REQUIREMENTS: Print all the records exactly, please.

RAW RECORDS:
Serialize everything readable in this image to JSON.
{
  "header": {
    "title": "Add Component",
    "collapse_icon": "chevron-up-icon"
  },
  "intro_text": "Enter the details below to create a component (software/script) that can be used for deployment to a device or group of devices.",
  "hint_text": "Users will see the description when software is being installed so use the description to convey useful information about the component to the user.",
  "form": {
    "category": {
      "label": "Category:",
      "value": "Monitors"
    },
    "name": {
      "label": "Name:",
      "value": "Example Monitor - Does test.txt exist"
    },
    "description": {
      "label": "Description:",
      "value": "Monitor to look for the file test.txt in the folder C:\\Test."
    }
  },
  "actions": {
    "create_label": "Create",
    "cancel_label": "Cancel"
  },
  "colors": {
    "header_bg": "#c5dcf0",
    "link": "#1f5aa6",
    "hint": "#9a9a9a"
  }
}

REPLY TO THE TASK:
Serialize everything readable in this image to JSON.
{
  "header": {
    "title": "Add Component",
    "collapse_icon": "chevron-up-icon"
  },
  "intro_text": "Enter the details below to create a component (software/script) that can be used for deployment to a device or group of devices.",
  "hint_text": "Users will see the description when software is being installed so use the description to convey useful information about the component to the user.",
  "form": {
    "category": {
      "label": "Category:",
      "value": "Monitors"
    },
    "name": {
      "label": "Name:",
      "value": "Example Monitor - Does test.txt exist"
    },
    "description": {
      "label": "Description:",
      "value": "Monitor to look for the file test.txt in the folder C:\\Test."
    }
  },
  "actions": {
    "create_label": "Create",
    "cancel_label": "Cancel"
  },
  "colors": {
    "header_bg": "#c5dcf0",
    "link": "#1f5aa6",
    "hint": "#9a9a9a"
  }
}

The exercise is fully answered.